### What you will do
Check each line of the material below, and copy it if it holds the string "this".
####################
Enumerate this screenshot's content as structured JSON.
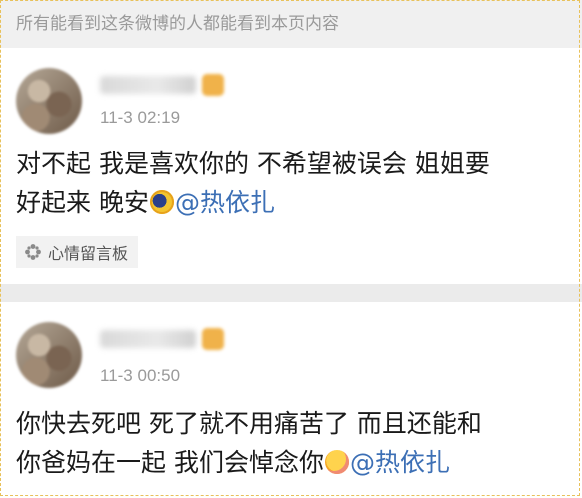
{
  "notice": {
    "text": "所有能看到这条微博的人都能看到本页内容"
  },
  "posts": [
    {
      "timestamp": "11-3 02:19",
      "lines": [
        "对不起 我是喜欢你的 不希望被误会 姐姐要",
        "好起来 晚安"
      ],
      "emoji": "crescent-moon-face-icon",
      "mention": "@热依扎",
      "tag": {
        "label": "心情留言板",
        "icon": "flower-icon"
      }
    },
    {
      "timestamp": "11-3 00:50",
      "lines": [
        "你快去死吧 死了就不用痛苦了 而且还能和",
        "你爸妈在一起 我们会悼念你"
      ],
      "emoji": "hugging-face-icon",
      "mention": "@热依扎"
    }
  ],
  "colors": {
    "mention": "#3c6fb5",
    "badge": "#f0b24a",
    "notice_bg": "#f0f0f0"
  }
}
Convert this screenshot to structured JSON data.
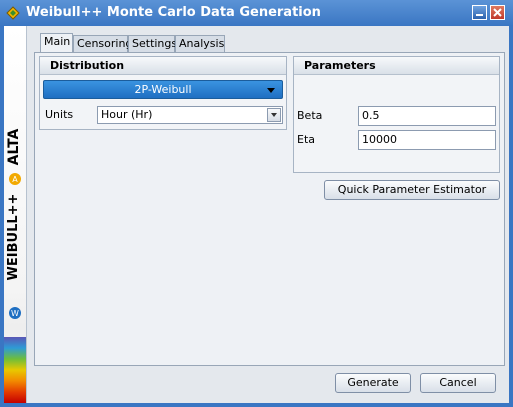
{
  "window": {
    "title": "Weibull++ Monte Carlo Data Generation"
  },
  "sidebar": {
    "product_top": "ALTA",
    "product_bottom": "WEIBULL++"
  },
  "tabs": [
    {
      "label": "Main",
      "active": true
    },
    {
      "label": "Censoring",
      "active": false
    },
    {
      "label": "Settings",
      "active": false
    },
    {
      "label": "Analysis",
      "active": false
    }
  ],
  "distribution": {
    "header": "Distribution",
    "selected": "2P-Weibull",
    "units_label": "Units",
    "units_value": "Hour (Hr)"
  },
  "parameters": {
    "header": "Parameters",
    "beta_label": "Beta",
    "beta_value": "0.5",
    "eta_label": "Eta",
    "eta_value": "10000"
  },
  "buttons": {
    "quick_estimator": "Quick Parameter Estimator",
    "generate": "Generate",
    "cancel": "Cancel"
  },
  "colors": {
    "titlebar": "#3a76c3",
    "accent_button": "#1f6fc2"
  }
}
####################
### Written response
Enumerate this screenshot's content as structured JSON.
Convert this screenshot to structured JSON data.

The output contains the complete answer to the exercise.